La trampa de la presión social y cómo salir de ella by Caro Sur

¿Cuántas veces has comprado algo solo para darte cuenta, días después, que ni siquiera era lo que querías? Tal vez fue el último modelo de teléfono porque todos lo tienen, o esas salidas costosas a restaurantes que realmente no disfrutas, pero sentiste que debías hacer para “estar a la altura”. Este tipo de decisiones no solo afectan nuestro bolsillo, sino también nuestra felicidad.

La presión social: un enemigo invisible

Vivimos en una sociedad que constantemente nos dice cómo debemos vivir y en qué debemos gastar. Las redes sociales nos bombardean con imágenes de “vidas perfectas” y estilos de vida lujosos que parecen ser la norma. Nos lleva a pensar que, si no tenemos lo mismo, estamos fallando. Este fenómeno se llama presión social de consumo, y es más común de lo que creemos.

Muchas veces, gastamos en cosas que ni siquiera valoramos, solo para cumplir con expectativas externas. Esto nos lleva a un círculo vicioso de frustración financiera y personal. ¿El resultado? Estamos endeudados, insatisfechos y lejos de nuestras verdaderas prioridades.
◆ ◆ ◆ ◆ ◆
### Detalles del problema
Transcribe del texto sobre la presión social el pasaje que comienza con "Vivimos en una" y continúa hasta "lo que creemos.".

### Datos proporcionados
◆ ◆ ◆ ◆ ◆
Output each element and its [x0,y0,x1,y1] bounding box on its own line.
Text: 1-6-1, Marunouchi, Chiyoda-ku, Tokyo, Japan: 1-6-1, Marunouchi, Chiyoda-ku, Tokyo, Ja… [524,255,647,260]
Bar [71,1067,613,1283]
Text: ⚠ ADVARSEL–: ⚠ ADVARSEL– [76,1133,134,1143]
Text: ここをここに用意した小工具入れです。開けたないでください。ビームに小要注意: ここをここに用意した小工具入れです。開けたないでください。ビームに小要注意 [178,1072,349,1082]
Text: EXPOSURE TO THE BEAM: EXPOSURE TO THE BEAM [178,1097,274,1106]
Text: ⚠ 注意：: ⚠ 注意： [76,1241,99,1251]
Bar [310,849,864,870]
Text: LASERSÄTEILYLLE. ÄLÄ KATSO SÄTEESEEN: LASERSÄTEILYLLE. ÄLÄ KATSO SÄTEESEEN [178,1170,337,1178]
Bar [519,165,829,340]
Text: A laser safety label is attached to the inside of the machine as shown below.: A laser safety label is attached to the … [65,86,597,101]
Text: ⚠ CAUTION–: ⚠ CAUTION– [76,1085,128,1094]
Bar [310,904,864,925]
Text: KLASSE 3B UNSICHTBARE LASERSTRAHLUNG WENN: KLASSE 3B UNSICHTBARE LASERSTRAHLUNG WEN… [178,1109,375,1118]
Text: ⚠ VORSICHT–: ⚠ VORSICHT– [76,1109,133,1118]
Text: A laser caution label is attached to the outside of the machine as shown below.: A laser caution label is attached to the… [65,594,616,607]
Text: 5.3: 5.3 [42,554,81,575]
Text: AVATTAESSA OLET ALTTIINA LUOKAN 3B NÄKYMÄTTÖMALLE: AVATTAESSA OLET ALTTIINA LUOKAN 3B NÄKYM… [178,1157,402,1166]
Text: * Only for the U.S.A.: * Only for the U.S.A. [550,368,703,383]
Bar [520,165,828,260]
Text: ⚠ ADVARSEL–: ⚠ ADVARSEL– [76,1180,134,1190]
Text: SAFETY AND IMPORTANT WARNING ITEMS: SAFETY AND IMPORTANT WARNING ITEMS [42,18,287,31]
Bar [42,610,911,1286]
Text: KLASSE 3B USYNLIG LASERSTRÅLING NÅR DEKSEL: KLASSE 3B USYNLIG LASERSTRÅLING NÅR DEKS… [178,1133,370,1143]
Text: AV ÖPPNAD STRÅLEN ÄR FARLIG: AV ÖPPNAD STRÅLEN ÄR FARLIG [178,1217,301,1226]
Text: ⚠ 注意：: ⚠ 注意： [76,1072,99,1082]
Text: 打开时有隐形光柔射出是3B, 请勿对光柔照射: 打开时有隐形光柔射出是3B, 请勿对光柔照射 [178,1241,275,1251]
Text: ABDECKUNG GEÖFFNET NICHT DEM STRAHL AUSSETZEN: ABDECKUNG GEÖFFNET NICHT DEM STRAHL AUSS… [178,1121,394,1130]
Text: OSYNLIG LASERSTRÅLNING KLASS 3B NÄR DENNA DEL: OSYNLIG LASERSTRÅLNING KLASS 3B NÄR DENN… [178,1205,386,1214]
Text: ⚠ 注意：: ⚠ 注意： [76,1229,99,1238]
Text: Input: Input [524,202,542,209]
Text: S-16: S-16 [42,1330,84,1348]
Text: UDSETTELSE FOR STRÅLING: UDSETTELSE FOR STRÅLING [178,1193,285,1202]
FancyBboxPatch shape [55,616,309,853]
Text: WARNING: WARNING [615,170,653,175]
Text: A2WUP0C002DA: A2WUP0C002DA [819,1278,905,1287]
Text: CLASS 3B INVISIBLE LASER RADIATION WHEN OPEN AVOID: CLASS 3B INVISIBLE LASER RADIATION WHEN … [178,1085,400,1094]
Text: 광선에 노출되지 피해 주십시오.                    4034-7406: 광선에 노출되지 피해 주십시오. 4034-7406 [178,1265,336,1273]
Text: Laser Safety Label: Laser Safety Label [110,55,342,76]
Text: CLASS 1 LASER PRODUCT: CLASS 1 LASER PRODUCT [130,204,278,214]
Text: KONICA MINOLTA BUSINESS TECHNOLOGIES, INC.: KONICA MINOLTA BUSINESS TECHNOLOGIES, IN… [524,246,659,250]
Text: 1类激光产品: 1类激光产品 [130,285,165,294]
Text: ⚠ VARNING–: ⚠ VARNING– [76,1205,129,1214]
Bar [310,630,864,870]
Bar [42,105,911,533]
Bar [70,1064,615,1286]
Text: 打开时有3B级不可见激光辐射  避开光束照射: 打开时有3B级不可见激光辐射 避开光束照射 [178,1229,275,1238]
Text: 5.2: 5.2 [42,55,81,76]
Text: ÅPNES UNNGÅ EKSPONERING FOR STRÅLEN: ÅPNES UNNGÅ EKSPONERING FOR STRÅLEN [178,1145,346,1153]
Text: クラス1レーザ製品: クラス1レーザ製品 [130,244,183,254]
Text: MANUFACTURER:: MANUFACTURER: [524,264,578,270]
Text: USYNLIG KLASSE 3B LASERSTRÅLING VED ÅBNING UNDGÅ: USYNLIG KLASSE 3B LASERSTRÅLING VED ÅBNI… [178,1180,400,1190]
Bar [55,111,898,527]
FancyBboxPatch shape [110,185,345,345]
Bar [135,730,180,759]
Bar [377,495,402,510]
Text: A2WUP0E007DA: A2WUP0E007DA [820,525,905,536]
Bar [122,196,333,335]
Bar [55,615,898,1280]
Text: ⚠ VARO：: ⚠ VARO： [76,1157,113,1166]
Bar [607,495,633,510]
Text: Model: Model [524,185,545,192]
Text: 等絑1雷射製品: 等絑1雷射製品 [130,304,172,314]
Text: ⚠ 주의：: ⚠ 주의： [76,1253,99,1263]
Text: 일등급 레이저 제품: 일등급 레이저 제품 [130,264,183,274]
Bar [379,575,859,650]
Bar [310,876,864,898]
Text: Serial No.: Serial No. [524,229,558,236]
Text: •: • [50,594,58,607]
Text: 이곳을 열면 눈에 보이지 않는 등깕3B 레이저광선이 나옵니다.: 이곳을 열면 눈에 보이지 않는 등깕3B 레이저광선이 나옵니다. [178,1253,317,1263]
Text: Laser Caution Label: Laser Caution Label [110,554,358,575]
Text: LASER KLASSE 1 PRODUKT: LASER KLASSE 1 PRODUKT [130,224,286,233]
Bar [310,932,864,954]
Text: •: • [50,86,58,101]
◆ ◆ ◆ ◆ ◆
### Tu respuesta
Vivimos en una sociedad que constantemente nos dice cómo debemos vivir y en qué debemos gastar. Las redes sociales nos bombardean con imágenes de “vidas perfectas” y estilos de vida lujosos que parecen ser la norma. Nos lleva a pensar que, si no tenemos lo mismo, estamos fallando. Este fenómeno se llama presión social de consumo, y es más común de lo que creemos.